What you are asked to do: Output every line of the material below as a JSON list of strings, one string per line, with blank lines omitted.

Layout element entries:
——————

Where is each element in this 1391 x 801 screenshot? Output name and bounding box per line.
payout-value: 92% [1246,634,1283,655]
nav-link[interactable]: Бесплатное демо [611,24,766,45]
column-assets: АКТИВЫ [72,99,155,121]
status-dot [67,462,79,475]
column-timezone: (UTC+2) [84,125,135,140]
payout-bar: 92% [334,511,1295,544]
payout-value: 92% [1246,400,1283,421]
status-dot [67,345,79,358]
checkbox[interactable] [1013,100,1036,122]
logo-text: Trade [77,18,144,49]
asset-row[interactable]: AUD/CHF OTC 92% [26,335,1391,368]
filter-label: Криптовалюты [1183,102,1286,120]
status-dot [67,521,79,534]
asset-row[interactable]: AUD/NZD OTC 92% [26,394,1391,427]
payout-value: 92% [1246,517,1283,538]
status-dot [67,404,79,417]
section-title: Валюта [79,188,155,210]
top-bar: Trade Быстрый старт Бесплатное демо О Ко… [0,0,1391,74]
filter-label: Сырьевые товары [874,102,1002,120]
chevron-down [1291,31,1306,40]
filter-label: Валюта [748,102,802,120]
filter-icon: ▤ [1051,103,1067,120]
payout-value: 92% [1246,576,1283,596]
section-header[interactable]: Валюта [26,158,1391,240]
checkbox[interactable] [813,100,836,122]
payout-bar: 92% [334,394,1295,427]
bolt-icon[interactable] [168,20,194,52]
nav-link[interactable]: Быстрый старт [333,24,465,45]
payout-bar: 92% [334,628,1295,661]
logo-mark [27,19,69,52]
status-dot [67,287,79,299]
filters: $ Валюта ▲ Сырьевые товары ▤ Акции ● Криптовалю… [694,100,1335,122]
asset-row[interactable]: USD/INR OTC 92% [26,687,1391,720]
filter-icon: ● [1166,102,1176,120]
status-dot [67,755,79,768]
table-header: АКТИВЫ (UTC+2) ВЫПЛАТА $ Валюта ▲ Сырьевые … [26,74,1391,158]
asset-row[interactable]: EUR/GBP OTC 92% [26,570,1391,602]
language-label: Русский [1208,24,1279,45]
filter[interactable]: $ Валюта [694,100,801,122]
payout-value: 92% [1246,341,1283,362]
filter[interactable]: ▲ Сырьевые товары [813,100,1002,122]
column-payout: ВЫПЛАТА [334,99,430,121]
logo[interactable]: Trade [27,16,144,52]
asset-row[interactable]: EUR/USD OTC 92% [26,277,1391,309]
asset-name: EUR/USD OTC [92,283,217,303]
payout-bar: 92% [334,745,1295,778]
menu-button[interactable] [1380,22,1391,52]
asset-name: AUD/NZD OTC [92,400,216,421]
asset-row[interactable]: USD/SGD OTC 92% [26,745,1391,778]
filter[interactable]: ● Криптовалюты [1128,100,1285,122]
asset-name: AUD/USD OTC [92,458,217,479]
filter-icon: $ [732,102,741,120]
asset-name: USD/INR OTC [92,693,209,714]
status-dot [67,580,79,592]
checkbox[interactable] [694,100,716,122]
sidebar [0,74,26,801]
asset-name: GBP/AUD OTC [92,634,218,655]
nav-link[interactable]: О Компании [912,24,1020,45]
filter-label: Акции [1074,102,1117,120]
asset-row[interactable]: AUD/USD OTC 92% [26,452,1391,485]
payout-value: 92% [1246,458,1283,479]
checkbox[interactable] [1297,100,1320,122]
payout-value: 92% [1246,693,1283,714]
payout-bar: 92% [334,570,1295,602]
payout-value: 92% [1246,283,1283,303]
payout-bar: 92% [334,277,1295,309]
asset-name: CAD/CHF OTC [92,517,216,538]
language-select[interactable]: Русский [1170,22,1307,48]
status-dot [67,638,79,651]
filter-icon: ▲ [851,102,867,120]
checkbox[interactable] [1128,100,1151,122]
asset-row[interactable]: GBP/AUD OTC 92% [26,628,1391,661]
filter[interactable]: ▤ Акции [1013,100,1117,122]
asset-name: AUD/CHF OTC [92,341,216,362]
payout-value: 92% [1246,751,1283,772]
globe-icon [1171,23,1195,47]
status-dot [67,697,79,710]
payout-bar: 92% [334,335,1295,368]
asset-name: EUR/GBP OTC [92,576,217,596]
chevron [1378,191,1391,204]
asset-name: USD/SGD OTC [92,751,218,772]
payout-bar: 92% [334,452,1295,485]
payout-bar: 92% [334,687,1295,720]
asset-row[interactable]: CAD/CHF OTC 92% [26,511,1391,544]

——————

Response:
[
  "Where is each element in this 1391 x 801 screenshot? Output name and bounding box per line.",
  "payout-value: 92% [1246,634,1283,655]",
  "nav-link[interactable]: Бесплатное демо [611,24,766,45]",
  "column-assets: АКТИВЫ [72,99,155,121]",
  "status-dot [67,462,79,475]",
  "column-timezone: (UTC+2) [84,125,135,140]",
  "payout-bar: 92% [334,511,1295,544]",
  "payout-value: 92% [1246,400,1283,421]",
  "status-dot [67,345,79,358]",
  "checkbox[interactable] [1013,100,1036,122]",
  "logo-text: Trade [77,18,144,49]",
  "asset-row[interactable]: AUD/CHF OTC 92% [26,335,1391,368]",
  "filter-label: Криптовалюты [1183,102,1286,120]",
  "status-dot [67,521,79,534]",
  "asset-row[interactable]: AUD/NZD OTC 92% [26,394,1391,427]",
  "payout-value: 92% [1246,517,1283,538]",
  "status-dot [67,404,79,417]",
  "section-title: Валюта [79,188,155,210]",
  "top-bar: Trade Быстрый старт Бесплатное демо О Ко… [0,0,1391,74]",
  "filter-label: Сырьевые товары [874,102,1002,120]",
  "chevron-down [1291,31,1306,40]",
  "filter-label: Валюта [748,102,802,120]",
  "filter-icon: ▤ [1051,103,1067,120]",
  "payout-value: 92% [1246,576,1283,596]",
  "section-header[interactable]: Валюта [26,158,1391,240]",
  "checkbox[interactable] [813,100,836,122]",
  "payout-bar: 92% [334,394,1295,427]",
  "bolt-icon[interactable] [168,20,194,52]",
  "nav-link[interactable]: Быстрый старт [333,24,465,45]",
  "payout-bar: 92% [334,628,1295,661]",
  "logo-mark [27,19,69,52]",
  "status-dot [67,287,79,299]",
  "filters: $ Валюта ▲ Сырьевые товары ▤ Акции ● Криптовалю… [694,100,1335,122]",
  "asset-row[interactable]: USD/INR OTC 92% [26,687,1391,720]",
  "filter-icon: ● [1166,102,1176,120]",
  "status-dot [67,755,79,768]",
  "table-header: АКТИВЫ (UTC+2) ВЫПЛАТА $ Валюта ▲ Сырьевые … [26,74,1391,158]",
  "asset-row[interactable]: EUR/GBP OTC 92% [26,570,1391,602]",
  "language-label: Русский [1208,24,1279,45]",
  "filter[interactable]: $ Валюта [694,100,801,122]",
  "payout-value: 92% [1246,341,1283,362]",
  "filter[interactable]: ▲ Сырьевые товары [813,100,1002,122]",
  "column-payout: ВЫПЛАТА [334,99,430,121]",
  "logo[interactable]: Trade [27,16,144,52]",
  "asset-row[interactable]: EUR/USD OTC 92% [26,277,1391,309]",
  "asset-name: EUR/USD OTC [92,283,217,303]",
  "payout-bar: 92% [334,745,1295,778]",
  "menu-button[interactable] [1380,22,1391,52]",
  "asset-name: AUD/NZD OTC [92,400,216,421]",
  "asset-row[interactable]: USD/SGD OTC 92% [26,745,1391,778]",
  "filter[interactable]: ● Криптовалюты [1128,100,1285,122]",
  "asset-name: AUD/USD OTC [92,458,217,479]",
  "filter-icon: $ [732,102,741,120]",
  "asset-name: USD/INR OTC [92,693,209,714]",
  "status-dot [67,580,79,592]",
  "checkbox[interactable] [694,100,716,122]",
  "sidebar [0,74,26,801]",
  "asset-name: GBP/AUD OTC [92,634,218,655]",
  "nav-link[interactable]: О Компании [912,24,1020,45]",
  "filter-label: Акции [1074,102,1117,120]",
  "asset-row[interactable]: AUD/USD OTC 92% [26,452,1391,485]",
  "payout-value: 92% [1246,458,1283,479]",
  "checkbox[interactable] [1297,100,1320,122]",
  "payout-value: 92% [1246,693,1283,714]",
  "payout-bar: 92% [334,570,1295,602]",
  "payout-value: 92% [1246,283,1283,303]",
  "payout-bar: 92% [334,277,1295,309]",
  "asset-name: CAD/CHF OTC [92,517,216,538]",
  "language-select[interactable]: Русский [1170,22,1307,48]",
  "status-dot [67,638,79,651]",
  "filter-icon: ▲ [851,102,867,120]",
  "checkbox[interactable] [1128,100,1151,122]",
  "asset-row[interactable]: GBP/AUD OTC 92% [26,628,1391,661]",
  "filter[interactable]: ▤ Акции [1013,100,1117,122]",
  "asset-name: AUD/CHF OTC [92,341,216,362]",
  "payout-value: 92% [1246,751,1283,772]",
  "globe-icon [1171,23,1195,47]",
  "status-dot [67,697,79,710]",
  "payout-bar: 92% [334,335,1295,368]",
  "asset-name: EUR/GBP OTC [92,576,217,596]",
  "chevron [1378,191,1391,204]",
  "asset-name: USD/SGD OTC [92,751,218,772]",
  "payout-bar: 92% [334,452,1295,485]",
  "payout-bar: 92% [334,687,1295,720]",
  "asset-row[interactable]: CAD/CHF OTC 92% [26,511,1391,544]"
]